Write out every line below that includes the word "base".

— BEGIN Recorded data —

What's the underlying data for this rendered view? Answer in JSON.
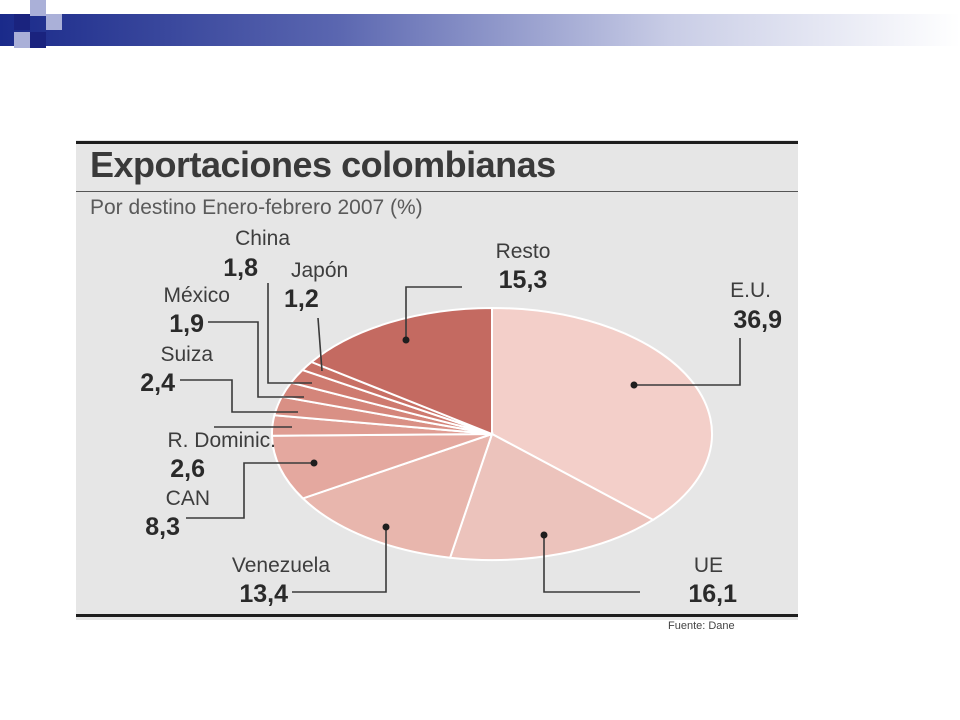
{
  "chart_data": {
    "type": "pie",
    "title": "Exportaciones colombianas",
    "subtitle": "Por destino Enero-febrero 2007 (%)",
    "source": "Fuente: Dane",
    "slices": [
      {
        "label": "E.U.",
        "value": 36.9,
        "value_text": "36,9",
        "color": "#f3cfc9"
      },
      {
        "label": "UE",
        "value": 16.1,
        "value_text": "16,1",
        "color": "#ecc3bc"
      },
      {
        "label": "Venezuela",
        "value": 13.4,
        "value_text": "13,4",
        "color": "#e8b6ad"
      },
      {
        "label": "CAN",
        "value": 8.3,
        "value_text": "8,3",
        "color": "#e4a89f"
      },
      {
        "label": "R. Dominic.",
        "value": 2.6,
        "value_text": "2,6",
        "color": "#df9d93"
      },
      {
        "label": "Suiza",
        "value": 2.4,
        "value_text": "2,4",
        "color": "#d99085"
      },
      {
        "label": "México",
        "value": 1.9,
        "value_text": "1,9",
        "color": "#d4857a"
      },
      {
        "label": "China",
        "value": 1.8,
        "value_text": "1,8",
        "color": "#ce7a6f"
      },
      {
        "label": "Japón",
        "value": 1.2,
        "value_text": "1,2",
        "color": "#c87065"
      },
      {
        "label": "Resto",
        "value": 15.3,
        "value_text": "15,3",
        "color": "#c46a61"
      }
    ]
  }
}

— END Recorded data —
— BEGIN Recorded data —

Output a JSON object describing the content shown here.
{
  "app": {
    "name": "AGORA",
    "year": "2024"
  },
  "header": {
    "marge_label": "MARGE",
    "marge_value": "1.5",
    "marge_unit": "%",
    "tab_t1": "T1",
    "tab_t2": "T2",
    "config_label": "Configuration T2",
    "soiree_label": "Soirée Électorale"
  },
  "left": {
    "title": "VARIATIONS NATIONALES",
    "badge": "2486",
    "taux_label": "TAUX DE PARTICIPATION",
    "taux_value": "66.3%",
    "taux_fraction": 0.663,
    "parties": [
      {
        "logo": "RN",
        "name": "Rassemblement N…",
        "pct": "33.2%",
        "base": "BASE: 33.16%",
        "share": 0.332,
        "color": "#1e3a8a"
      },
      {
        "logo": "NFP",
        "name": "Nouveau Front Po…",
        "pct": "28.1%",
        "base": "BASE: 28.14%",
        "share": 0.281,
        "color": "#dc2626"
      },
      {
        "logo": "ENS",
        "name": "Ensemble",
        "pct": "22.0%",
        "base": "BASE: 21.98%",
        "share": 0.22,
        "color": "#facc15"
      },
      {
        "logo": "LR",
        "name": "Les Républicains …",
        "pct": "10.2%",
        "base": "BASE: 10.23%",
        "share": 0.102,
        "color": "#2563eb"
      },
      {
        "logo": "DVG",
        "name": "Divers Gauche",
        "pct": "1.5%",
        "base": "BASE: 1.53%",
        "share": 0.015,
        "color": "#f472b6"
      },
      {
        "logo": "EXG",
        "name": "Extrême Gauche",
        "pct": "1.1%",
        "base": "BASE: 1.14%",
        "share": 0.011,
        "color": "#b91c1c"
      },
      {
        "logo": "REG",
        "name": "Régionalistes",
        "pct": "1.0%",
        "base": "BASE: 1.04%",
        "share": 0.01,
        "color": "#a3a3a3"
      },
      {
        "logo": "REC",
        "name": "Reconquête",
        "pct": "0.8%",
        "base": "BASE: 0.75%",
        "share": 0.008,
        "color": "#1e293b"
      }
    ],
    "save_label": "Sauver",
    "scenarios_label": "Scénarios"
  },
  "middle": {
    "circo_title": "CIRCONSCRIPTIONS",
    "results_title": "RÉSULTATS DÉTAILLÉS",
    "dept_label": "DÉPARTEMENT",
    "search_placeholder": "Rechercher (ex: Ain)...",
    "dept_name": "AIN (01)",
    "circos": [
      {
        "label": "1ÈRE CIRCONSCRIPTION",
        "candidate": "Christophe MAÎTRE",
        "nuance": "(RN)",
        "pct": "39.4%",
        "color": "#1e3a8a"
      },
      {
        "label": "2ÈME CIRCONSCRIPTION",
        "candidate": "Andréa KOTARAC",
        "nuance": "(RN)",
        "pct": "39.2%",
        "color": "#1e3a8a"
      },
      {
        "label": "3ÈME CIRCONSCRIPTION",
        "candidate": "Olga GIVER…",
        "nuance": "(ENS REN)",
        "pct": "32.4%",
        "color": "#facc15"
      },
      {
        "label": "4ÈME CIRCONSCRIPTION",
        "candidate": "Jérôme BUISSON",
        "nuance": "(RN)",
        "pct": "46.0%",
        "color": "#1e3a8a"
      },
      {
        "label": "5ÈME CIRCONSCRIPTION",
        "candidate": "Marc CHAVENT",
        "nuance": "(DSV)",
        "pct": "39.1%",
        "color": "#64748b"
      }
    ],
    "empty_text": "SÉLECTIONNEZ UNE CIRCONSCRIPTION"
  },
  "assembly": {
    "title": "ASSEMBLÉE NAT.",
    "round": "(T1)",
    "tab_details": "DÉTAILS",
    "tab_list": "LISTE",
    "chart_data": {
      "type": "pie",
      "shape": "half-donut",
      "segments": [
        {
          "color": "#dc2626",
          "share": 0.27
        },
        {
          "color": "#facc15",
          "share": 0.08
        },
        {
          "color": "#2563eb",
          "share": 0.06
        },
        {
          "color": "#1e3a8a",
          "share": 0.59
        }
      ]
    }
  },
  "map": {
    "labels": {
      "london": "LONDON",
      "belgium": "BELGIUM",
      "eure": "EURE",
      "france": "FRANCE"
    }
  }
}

— END Recorded data —

- **Reply to the task**
        "base": "BASE: 33.16%",
        "base": "BASE: 28.14%",
        "base": "BASE: 21.98%",
        "base": "BASE: 10.23%",
        "base": "BASE: 1.53%",
        "base": "BASE: 1.14%",
        "base": "BASE: 1.04%",
        "base": "BASE: 0.75%",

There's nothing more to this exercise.